++++ DATA PROVIDED ++++

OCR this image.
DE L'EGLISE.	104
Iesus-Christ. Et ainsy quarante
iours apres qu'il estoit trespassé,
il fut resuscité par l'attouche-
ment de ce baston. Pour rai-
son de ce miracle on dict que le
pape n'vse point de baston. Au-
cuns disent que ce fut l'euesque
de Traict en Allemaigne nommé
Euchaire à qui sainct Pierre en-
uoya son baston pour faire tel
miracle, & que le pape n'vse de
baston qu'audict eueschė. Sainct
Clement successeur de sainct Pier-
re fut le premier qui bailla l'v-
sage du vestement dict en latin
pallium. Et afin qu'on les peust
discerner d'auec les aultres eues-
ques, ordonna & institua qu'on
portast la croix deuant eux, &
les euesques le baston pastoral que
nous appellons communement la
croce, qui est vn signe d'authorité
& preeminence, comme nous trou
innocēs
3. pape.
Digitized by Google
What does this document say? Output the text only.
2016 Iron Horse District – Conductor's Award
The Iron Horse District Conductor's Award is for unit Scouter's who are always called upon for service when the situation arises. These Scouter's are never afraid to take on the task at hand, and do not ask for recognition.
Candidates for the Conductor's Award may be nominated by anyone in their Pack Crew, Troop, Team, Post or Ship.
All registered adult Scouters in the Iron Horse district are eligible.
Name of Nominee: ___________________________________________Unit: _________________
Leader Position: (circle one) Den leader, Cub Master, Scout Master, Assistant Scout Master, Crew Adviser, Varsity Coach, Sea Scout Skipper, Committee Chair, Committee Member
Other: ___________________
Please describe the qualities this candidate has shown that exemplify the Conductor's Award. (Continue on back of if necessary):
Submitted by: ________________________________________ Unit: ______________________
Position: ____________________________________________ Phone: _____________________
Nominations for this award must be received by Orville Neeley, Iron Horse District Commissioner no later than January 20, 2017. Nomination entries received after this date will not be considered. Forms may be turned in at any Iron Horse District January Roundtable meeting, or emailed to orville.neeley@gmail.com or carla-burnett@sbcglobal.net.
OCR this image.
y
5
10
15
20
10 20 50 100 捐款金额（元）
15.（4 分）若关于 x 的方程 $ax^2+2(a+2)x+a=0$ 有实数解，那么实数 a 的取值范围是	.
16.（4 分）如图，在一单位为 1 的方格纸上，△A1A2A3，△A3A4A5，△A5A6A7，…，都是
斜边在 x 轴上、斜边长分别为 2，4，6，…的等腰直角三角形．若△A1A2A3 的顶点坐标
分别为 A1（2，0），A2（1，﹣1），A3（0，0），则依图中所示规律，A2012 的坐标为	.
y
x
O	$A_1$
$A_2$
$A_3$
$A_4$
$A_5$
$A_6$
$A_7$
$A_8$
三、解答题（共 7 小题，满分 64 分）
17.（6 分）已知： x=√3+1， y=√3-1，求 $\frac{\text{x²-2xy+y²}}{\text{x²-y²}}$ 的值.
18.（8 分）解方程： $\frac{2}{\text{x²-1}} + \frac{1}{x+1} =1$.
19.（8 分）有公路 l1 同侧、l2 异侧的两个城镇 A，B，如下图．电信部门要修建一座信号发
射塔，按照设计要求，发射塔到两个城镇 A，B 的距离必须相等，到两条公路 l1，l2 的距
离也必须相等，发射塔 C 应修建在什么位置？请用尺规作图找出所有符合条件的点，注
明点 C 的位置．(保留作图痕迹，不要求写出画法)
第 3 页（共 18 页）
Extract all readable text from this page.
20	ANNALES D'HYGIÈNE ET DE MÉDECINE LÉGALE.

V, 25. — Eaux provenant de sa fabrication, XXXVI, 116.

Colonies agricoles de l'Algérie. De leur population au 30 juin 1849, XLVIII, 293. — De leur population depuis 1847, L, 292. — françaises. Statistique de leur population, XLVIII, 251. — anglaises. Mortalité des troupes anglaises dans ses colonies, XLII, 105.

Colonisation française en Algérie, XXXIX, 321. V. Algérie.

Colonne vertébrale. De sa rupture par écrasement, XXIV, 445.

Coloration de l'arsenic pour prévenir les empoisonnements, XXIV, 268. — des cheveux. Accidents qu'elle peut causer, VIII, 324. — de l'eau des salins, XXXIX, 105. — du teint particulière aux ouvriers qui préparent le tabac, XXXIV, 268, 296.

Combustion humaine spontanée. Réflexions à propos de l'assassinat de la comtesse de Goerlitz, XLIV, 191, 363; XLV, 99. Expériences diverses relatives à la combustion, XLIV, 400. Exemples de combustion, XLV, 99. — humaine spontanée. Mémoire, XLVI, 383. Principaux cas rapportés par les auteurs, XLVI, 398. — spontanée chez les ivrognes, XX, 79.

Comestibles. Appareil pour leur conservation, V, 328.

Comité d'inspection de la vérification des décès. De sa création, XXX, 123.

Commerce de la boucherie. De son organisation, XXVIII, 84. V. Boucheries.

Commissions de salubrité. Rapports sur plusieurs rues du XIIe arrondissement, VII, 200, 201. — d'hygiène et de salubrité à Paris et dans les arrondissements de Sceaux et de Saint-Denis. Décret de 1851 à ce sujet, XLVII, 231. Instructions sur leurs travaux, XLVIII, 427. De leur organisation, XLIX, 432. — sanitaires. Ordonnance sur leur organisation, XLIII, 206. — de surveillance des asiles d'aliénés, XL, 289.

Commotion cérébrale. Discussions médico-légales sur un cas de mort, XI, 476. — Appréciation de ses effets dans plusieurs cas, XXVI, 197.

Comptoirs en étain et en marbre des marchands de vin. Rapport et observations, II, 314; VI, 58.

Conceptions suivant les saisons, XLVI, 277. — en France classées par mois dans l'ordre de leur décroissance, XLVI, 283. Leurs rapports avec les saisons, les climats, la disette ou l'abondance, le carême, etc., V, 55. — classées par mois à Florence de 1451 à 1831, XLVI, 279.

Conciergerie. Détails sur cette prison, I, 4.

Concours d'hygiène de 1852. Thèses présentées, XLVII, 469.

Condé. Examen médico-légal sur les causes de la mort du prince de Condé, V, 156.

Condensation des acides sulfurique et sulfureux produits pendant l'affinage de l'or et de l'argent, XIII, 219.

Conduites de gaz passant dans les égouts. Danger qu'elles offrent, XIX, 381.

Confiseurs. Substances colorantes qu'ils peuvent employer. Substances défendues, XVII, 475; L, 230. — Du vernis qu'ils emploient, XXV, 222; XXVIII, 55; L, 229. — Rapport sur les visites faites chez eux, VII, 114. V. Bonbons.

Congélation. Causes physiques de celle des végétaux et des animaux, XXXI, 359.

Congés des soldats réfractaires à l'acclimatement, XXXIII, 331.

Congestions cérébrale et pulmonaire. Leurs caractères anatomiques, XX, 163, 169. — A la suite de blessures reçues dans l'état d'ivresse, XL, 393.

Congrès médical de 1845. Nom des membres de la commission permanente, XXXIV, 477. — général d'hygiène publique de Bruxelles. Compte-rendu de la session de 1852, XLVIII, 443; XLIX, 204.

++++

In the listing above, find each line with the word "XXXIX" and copy it.

Colonisation française en Algérie, XXXIX, 321. V. Algérie.
Coloration de l'arsenic pour prévenir les empoisonnements, XXIV, 268. — des cheveux. Accidents qu'elle peut causer, VIII, 324. — de l'eau des salins, XXXIX, 105. — du teint particulière aux ouvriers qui préparent le tabac, XXXIV, 268, 296.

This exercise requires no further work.